**Instruction:** Reproduce these lines verbatim, every record included.

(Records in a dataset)
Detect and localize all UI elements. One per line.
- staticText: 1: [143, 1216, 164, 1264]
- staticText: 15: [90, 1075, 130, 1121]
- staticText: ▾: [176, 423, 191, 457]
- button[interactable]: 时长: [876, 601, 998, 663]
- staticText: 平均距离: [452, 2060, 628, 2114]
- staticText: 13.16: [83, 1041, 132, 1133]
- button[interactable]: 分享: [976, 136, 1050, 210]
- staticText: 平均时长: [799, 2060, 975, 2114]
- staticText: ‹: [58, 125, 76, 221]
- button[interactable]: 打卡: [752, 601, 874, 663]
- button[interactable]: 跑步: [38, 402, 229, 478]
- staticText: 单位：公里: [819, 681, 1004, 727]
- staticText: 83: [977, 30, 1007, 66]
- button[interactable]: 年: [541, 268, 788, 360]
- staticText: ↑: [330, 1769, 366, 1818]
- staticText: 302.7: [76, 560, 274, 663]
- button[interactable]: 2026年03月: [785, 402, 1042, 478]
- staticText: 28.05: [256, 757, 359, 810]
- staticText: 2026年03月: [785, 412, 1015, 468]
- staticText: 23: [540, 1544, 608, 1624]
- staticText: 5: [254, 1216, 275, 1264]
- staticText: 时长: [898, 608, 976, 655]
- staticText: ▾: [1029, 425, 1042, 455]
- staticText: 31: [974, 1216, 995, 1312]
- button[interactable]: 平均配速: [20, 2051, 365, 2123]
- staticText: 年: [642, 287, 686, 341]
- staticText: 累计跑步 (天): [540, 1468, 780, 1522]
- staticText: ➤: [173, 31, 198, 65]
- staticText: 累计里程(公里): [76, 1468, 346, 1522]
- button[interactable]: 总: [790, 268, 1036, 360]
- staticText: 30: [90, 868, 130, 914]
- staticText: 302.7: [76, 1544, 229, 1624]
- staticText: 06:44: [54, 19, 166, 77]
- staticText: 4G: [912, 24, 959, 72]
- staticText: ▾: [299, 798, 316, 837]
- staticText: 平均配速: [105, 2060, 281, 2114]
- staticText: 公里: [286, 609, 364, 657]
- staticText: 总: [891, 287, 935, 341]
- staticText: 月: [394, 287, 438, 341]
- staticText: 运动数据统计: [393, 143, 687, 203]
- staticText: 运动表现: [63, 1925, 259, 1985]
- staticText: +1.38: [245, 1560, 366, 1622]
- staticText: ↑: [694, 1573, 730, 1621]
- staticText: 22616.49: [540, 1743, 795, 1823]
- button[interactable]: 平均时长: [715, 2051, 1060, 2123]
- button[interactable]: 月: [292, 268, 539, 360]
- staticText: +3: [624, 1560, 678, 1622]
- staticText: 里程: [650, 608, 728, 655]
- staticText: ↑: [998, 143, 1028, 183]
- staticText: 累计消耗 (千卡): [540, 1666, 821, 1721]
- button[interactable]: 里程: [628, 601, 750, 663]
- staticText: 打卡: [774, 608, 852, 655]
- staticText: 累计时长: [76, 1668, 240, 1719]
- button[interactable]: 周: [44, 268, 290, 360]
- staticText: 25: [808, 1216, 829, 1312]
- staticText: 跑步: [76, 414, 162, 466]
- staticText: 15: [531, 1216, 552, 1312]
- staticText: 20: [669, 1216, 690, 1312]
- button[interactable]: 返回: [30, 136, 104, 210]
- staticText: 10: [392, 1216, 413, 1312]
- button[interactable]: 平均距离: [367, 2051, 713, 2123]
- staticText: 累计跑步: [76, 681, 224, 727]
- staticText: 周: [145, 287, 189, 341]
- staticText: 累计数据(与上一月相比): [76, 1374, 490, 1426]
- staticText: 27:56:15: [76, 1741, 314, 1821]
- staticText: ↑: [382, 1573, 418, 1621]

**Solution to this problem:**
Detect and localize all UI elements. One per line.
- staticText: 1: [143, 1216, 164, 1264]
- staticText: 15: [90, 1075, 130, 1121]
- staticText: ▾: [176, 423, 191, 457]
- button[interactable]: 时长: [876, 601, 998, 663]
- staticText: 平均距离: [452, 2060, 628, 2114]
- staticText: 13.16: [83, 1041, 132, 1133]
- button[interactable]: 分享: [976, 136, 1050, 210]
- staticText: 平均时长: [799, 2060, 975, 2114]
- staticText: ‹: [58, 125, 76, 221]
- button[interactable]: 打卡: [752, 601, 874, 663]
- button[interactable]: 跑步: [38, 402, 229, 478]
- staticText: 单位：公里: [819, 681, 1004, 727]
- staticText: 83: [977, 30, 1007, 66]
- button[interactable]: 年: [541, 268, 788, 360]
- staticText: ↑: [330, 1769, 366, 1818]
- staticText: 302.7: [76, 560, 274, 663]
- button[interactable]: 2026年03月: [785, 402, 1042, 478]
- staticText: 28.05: [256, 757, 359, 810]
- staticText: 2026年03月: [785, 412, 1015, 468]
- staticText: 23: [540, 1544, 608, 1624]
- staticText: 5: [254, 1216, 275, 1264]
- staticText: 时长: [898, 608, 976, 655]
- staticText: ▾: [1029, 425, 1042, 455]
- staticText: 31: [974, 1216, 995, 1312]
- button[interactable]: 平均配速: [20, 2051, 365, 2123]
- staticText: 年: [642, 287, 686, 341]
- staticText: 累计跑步 (天): [540, 1468, 780, 1522]
- staticText: ➤: [173, 31, 198, 65]
- staticText: 累计里程(公里): [76, 1468, 346, 1522]
- button[interactable]: 总: [790, 268, 1036, 360]
- staticText: 30: [90, 868, 130, 914]
- staticText: 302.7: [76, 1544, 229, 1624]
- staticText: 06:44: [54, 19, 166, 77]
- staticText: 4G: [912, 24, 959, 72]
- staticText: ▾: [299, 798, 316, 837]
- staticText: 平均配速: [105, 2060, 281, 2114]
- staticText: 公里: [286, 609, 364, 657]
- staticText: 总: [891, 287, 935, 341]
- staticText: 月: [394, 287, 438, 341]
- staticText: 运动数据统计: [393, 143, 687, 203]
- staticText: 运动表现: [63, 1925, 259, 1985]
- staticText: +1.38: [245, 1560, 366, 1622]
- staticText: ↑: [694, 1573, 730, 1621]
- staticText: 22616.49: [540, 1743, 795, 1823]
- button[interactable]: 平均时长: [715, 2051, 1060, 2123]
- button[interactable]: 月: [292, 268, 539, 360]
- staticText: +3: [624, 1560, 678, 1622]
- staticText: 里程: [650, 608, 728, 655]
- staticText: ↑: [998, 143, 1028, 183]
- staticText: 累计消耗 (千卡): [540, 1666, 821, 1721]
- button[interactable]: 里程: [628, 601, 750, 663]
- staticText: 打卡: [774, 608, 852, 655]
- staticText: 累计时长: [76, 1668, 240, 1719]
- button[interactable]: 周: [44, 268, 290, 360]
- staticText: 25: [808, 1216, 829, 1312]
- staticText: 跑步: [76, 414, 162, 466]
- staticText: 15: [531, 1216, 552, 1312]
- staticText: 20: [669, 1216, 690, 1312]
- button[interactable]: 返回: [30, 136, 104, 210]
- staticText: 10: [392, 1216, 413, 1312]
- button[interactable]: 平均距离: [367, 2051, 713, 2123]
- staticText: 累计跑步: [76, 681, 224, 727]
- staticText: 周: [145, 287, 189, 341]
- staticText: 累计数据(与上一月相比): [76, 1374, 490, 1426]
- staticText: 27:56:15: [76, 1741, 314, 1821]
- staticText: ↑: [382, 1573, 418, 1621]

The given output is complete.